• _Instructions for the task_
Extract every record, exactly as written, and ignore the pictures.

• _Entries shown_
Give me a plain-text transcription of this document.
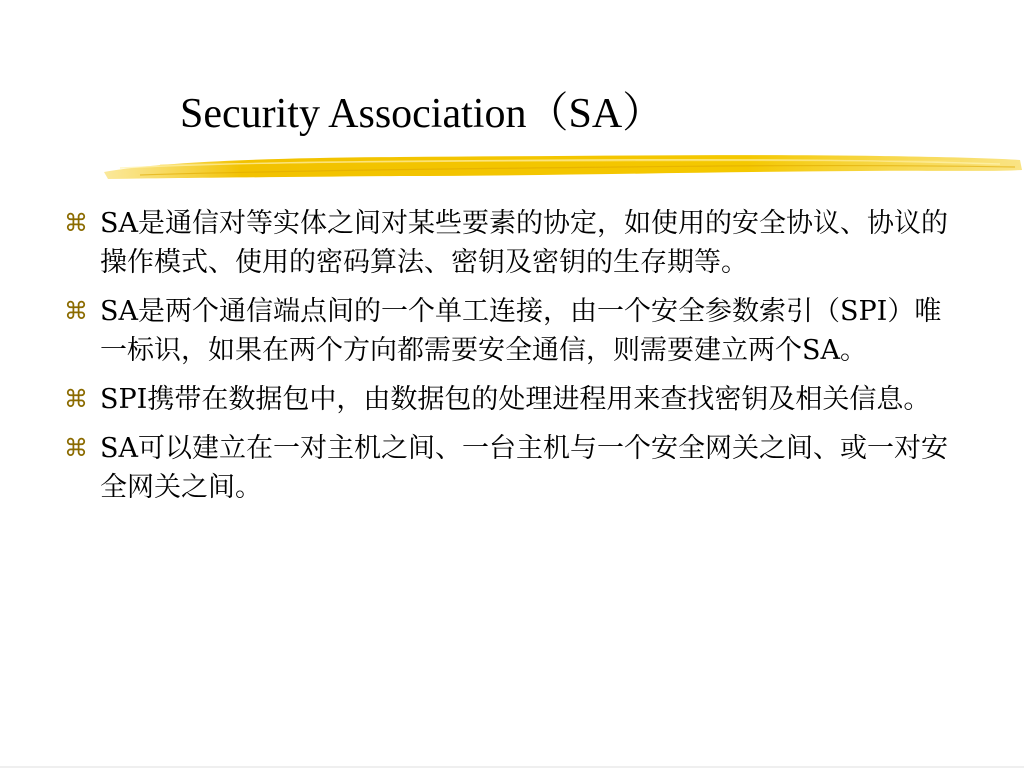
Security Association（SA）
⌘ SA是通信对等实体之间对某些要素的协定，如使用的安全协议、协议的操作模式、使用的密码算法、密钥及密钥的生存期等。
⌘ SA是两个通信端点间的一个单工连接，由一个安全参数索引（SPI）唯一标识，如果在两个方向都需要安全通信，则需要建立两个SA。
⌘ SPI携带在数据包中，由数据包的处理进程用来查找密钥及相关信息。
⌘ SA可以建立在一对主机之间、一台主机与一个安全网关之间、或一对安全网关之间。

• _In response_
Give me a plain-text transcription of this document.
Security Association（SA）
⌘ SA是通信对等实体之间对某些要素的协定，如使用的安全协议、协议的操作模式、使用的密码算法、密钥及密钥的生存期等。
⌘ SA是两个通信端点间的一个单工连接，由一个安全参数索引（SPI）唯一标识，如果在两个方向都需要安全通信，则需要建立两个SA。
⌘ SPI携带在数据包中，由数据包的处理进程用来查找密钥及相关信息。
⌘ SA可以建立在一对主机之间、一台主机与一个安全网关之间、或一对安全网关之间。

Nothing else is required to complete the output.